▼▼▼

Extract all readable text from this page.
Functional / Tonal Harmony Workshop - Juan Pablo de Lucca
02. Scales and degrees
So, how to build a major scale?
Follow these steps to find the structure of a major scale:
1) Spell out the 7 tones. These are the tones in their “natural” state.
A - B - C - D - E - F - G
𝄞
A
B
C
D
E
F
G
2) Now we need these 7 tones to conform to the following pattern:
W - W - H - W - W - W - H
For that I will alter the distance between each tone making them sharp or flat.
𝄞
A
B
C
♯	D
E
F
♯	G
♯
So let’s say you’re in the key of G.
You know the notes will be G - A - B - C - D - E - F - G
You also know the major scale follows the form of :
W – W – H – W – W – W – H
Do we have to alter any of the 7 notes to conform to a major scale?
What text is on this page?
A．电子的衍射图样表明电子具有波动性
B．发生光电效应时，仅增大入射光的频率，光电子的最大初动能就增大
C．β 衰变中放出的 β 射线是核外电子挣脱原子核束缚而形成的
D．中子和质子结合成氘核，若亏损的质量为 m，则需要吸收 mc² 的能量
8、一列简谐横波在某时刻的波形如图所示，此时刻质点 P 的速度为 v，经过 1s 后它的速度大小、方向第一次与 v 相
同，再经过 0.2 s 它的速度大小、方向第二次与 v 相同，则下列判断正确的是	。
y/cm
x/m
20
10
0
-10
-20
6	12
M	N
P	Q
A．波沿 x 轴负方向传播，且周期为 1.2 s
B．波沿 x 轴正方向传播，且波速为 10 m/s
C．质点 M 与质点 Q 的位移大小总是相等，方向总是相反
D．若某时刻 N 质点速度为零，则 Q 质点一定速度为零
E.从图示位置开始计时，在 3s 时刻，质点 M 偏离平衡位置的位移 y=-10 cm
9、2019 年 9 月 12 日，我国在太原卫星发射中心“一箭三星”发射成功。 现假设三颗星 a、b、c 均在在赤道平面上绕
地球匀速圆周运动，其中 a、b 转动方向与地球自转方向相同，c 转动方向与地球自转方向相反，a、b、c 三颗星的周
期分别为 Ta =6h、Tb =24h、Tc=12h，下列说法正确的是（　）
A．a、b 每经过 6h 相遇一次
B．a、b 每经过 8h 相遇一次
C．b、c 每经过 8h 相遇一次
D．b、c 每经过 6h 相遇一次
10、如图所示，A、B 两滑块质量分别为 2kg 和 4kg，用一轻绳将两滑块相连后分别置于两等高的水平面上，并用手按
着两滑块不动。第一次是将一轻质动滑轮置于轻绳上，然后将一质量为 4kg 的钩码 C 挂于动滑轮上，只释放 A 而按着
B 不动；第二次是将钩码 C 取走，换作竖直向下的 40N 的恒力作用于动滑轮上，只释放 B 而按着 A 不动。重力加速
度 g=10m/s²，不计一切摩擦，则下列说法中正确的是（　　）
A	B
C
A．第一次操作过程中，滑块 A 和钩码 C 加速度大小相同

▲▲▲

- SET TASK: Using the listing above, list every line in which the string "page" occurs.

- ANSWER TO THE TASK:
Extract all readable text from this page.
What text is on this page?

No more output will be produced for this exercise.